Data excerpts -
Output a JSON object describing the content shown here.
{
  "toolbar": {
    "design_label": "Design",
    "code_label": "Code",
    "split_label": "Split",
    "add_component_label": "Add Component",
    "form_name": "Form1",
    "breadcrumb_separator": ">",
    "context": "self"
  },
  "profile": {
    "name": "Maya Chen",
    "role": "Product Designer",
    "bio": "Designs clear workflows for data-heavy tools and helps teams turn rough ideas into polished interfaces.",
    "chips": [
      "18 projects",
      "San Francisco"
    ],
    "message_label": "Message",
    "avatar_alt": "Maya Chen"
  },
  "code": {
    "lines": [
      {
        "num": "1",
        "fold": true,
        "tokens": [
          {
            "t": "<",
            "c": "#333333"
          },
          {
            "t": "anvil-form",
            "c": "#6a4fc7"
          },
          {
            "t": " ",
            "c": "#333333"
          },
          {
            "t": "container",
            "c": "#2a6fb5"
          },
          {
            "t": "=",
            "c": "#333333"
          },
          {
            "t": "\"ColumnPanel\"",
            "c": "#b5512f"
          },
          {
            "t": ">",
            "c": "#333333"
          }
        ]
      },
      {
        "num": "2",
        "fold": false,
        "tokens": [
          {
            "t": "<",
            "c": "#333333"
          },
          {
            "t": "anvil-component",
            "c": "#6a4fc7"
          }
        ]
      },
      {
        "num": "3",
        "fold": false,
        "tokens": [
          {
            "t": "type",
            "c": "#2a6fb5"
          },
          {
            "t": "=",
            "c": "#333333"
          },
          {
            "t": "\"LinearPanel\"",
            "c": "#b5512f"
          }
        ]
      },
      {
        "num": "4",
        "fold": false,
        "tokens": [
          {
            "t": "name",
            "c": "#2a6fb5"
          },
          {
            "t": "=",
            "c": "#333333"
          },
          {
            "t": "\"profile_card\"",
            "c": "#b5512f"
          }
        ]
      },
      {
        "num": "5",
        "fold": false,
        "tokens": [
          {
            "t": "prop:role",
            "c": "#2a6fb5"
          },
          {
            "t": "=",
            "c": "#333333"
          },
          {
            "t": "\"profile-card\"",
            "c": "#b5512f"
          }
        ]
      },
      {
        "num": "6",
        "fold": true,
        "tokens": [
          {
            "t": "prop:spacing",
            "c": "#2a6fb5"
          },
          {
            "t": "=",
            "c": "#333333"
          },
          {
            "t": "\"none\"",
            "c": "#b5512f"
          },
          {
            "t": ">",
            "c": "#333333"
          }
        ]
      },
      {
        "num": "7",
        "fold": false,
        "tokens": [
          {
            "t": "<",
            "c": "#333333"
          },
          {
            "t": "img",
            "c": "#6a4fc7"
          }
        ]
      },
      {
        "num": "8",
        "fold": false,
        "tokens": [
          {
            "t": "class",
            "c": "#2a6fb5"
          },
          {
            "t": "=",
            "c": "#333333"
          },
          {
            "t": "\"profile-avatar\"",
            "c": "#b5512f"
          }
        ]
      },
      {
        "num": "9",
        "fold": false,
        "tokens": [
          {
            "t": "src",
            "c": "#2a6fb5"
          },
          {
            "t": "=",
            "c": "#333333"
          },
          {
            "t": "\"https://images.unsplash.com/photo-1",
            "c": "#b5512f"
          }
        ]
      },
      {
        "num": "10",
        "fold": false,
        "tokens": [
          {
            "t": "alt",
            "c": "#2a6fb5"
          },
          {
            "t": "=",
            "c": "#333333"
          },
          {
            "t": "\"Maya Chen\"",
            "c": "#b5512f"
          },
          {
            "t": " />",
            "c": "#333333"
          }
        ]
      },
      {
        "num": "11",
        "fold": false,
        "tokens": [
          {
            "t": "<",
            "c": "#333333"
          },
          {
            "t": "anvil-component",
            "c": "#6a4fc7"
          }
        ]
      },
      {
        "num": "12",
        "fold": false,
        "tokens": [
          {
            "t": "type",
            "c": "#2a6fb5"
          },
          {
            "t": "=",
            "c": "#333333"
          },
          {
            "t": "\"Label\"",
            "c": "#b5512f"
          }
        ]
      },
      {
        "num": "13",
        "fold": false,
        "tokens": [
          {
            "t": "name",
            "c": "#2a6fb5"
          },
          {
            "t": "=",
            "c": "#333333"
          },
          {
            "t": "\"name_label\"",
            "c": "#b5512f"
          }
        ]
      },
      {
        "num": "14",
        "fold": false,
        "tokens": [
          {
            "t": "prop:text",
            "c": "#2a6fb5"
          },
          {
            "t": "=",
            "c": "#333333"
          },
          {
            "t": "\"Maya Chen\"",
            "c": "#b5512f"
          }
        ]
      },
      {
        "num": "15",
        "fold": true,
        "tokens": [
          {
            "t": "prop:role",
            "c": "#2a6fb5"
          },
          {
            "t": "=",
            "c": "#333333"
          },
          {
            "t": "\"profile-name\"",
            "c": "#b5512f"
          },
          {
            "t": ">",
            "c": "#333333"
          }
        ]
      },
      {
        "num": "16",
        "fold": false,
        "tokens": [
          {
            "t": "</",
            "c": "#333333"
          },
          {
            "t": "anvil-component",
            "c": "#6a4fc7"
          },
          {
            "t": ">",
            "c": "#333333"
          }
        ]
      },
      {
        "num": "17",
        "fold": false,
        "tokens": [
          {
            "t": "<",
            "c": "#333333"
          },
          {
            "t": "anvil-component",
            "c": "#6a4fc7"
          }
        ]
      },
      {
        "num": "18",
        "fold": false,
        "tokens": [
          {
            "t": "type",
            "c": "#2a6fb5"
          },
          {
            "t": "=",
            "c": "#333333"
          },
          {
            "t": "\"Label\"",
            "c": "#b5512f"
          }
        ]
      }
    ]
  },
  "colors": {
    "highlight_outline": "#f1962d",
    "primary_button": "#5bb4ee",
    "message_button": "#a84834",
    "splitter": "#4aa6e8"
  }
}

Short task -
All of the records must be repeated exactly.

Response -
Output a JSON object describing the content shown here.
{
  "toolbar": {
    "design_label": "Design",
    "code_label": "Code",
    "split_label": "Split",
    "add_component_label": "Add Component",
    "form_name": "Form1",
    "breadcrumb_separator": ">",
    "context": "self"
  },
  "profile": {
    "name": "Maya Chen",
    "role": "Product Designer",
    "bio": "Designs clear workflows for data-heavy tools and helps teams turn rough ideas into polished interfaces.",
    "chips": [
      "18 projects",
      "San Francisco"
    ],
    "message_label": "Message",
    "avatar_alt": "Maya Chen"
  },
  "code": {
    "lines": [
      {
        "num": "1",
        "fold": true,
        "tokens": [
          {
            "t": "<",
            "c": "#333333"
          },
          {
            "t": "anvil-form",
            "c": "#6a4fc7"
          },
          {
            "t": " ",
            "c": "#333333"
          },
          {
            "t": "container",
            "c": "#2a6fb5"
          },
          {
            "t": "=",
            "c": "#333333"
          },
          {
            "t": "\"ColumnPanel\"",
            "c": "#b5512f"
          },
          {
            "t": ">",
            "c": "#333333"
          }
        ]
      },
      {
        "num": "2",
        "fold": false,
        "tokens": [
          {
            "t": "<",
            "c": "#333333"
          },
          {
            "t": "anvil-component",
            "c": "#6a4fc7"
          }
        ]
      },
      {
        "num": "3",
        "fold": false,
        "tokens": [
          {
            "t": "type",
            "c": "#2a6fb5"
          },
          {
            "t": "=",
            "c": "#333333"
          },
          {
            "t": "\"LinearPanel\"",
            "c": "#b5512f"
          }
        ]
      },
      {
        "num": "4",
        "fold": false,
        "tokens": [
          {
            "t": "name",
            "c": "#2a6fb5"
          },
          {
            "t": "=",
            "c": "#333333"
          },
          {
            "t": "\"profile_card\"",
            "c": "#b5512f"
          }
        ]
      },
      {
        "num": "5",
        "fold": false,
        "tokens": [
          {
            "t": "prop:role",
            "c": "#2a6fb5"
          },
          {
            "t": "=",
            "c": "#333333"
          },
          {
            "t": "\"profile-card\"",
            "c": "#b5512f"
          }
        ]
      },
      {
        "num": "6",
        "fold": true,
        "tokens": [
          {
            "t": "prop:spacing",
            "c": "#2a6fb5"
          },
          {
            "t": "=",
            "c": "#333333"
          },
          {
            "t": "\"none\"",
            "c": "#b5512f"
          },
          {
            "t": ">",
            "c": "#333333"
          }
        ]
      },
      {
        "num": "7",
        "fold": false,
        "tokens": [
          {
            "t": "<",
            "c": "#333333"
          },
          {
            "t": "img",
            "c": "#6a4fc7"
          }
        ]
      },
      {
        "num": "8",
        "fold": false,
        "tokens": [
          {
            "t": "class",
            "c": "#2a6fb5"
          },
          {
            "t": "=",
            "c": "#333333"
          },
          {
            "t": "\"profile-avatar\"",
            "c": "#b5512f"
          }
        ]
      },
      {
        "num": "9",
        "fold": false,
        "tokens": [
          {
            "t": "src",
            "c": "#2a6fb5"
          },
          {
            "t": "=",
            "c": "#333333"
          },
          {
            "t": "\"https://images.unsplash.com/photo-1",
            "c": "#b5512f"
          }
        ]
      },
      {
        "num": "10",
        "fold": false,
        "tokens": [
          {
            "t": "alt",
            "c": "#2a6fb5"
          },
          {
            "t": "=",
            "c": "#333333"
          },
          {
            "t": "\"Maya Chen\"",
            "c": "#b5512f"
          },
          {
            "t": " />",
            "c": "#333333"
          }
        ]
      },
      {
        "num": "11",
        "fold": false,
        "tokens": [
          {
            "t": "<",
            "c": "#333333"
          },
          {
            "t": "anvil-component",
            "c": "#6a4fc7"
          }
        ]
      },
      {
        "num": "12",
        "fold": false,
        "tokens": [
          {
            "t": "type",
            "c": "#2a6fb5"
          },
          {
            "t": "=",
            "c": "#333333"
          },
          {
            "t": "\"Label\"",
            "c": "#b5512f"
          }
        ]
      },
      {
        "num": "13",
        "fold": false,
        "tokens": [
          {
            "t": "name",
            "c": "#2a6fb5"
          },
          {
            "t": "=",
            "c": "#333333"
          },
          {
            "t": "\"name_label\"",
            "c": "#b5512f"
          }
        ]
      },
      {
        "num": "14",
        "fold": false,
        "tokens": [
          {
            "t": "prop:text",
            "c": "#2a6fb5"
          },
          {
            "t": "=",
            "c": "#333333"
          },
          {
            "t": "\"Maya Chen\"",
            "c": "#b5512f"
          }
        ]
      },
      {
        "num": "15",
        "fold": true,
        "tokens": [
          {
            "t": "prop:role",
            "c": "#2a6fb5"
          },
          {
            "t": "=",
            "c": "#333333"
          },
          {
            "t": "\"profile-name\"",
            "c": "#b5512f"
          },
          {
            "t": ">",
            "c": "#333333"
          }
        ]
      },
      {
        "num": "16",
        "fold": false,
        "tokens": [
          {
            "t": "</",
            "c": "#333333"
          },
          {
            "t": "anvil-component",
            "c": "#6a4fc7"
          },
          {
            "t": ">",
            "c": "#333333"
          }
        ]
      },
      {
        "num": "17",
        "fold": false,
        "tokens": [
          {
            "t": "<",
            "c": "#333333"
          },
          {
            "t": "anvil-component",
            "c": "#6a4fc7"
          }
        ]
      },
      {
        "num": "18",
        "fold": false,
        "tokens": [
          {
            "t": "type",
            "c": "#2a6fb5"
          },
          {
            "t": "=",
            "c": "#333333"
          },
          {
            "t": "\"Label\"",
            "c": "#b5512f"
          }
        ]
      }
    ]
  },
  "colors": {
    "highlight_outline": "#f1962d",
    "primary_button": "#5bb4ee",
    "message_button": "#a84834",
    "splitter": "#4aa6e8"
  }
}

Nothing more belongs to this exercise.